• [STATED EXERCISE]:
Identify the lines that contain the string "Settings" and report only how many there are.
-------- LISTED ENTRIES
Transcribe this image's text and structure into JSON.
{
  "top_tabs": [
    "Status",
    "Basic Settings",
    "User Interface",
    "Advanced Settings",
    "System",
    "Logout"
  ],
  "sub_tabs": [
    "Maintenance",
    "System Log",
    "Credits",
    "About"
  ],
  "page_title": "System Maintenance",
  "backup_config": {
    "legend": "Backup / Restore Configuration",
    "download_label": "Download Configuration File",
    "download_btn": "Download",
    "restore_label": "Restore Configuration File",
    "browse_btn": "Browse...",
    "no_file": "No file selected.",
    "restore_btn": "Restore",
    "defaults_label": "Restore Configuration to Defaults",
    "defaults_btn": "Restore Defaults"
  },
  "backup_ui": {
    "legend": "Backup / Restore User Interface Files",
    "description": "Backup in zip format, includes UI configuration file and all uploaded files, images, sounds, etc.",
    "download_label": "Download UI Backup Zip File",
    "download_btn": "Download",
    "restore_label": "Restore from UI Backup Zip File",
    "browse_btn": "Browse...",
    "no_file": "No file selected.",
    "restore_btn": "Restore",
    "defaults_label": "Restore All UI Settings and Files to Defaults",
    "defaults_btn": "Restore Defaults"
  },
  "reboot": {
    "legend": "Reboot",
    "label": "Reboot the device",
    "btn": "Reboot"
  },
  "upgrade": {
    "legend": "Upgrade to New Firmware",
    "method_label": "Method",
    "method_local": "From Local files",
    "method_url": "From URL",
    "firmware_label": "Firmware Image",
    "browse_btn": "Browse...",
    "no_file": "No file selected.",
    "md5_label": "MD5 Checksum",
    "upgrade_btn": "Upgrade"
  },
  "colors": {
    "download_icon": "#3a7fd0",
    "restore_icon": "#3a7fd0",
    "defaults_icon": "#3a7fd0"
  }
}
----------------
• [RESULT OF THIS EXERCISE]:
3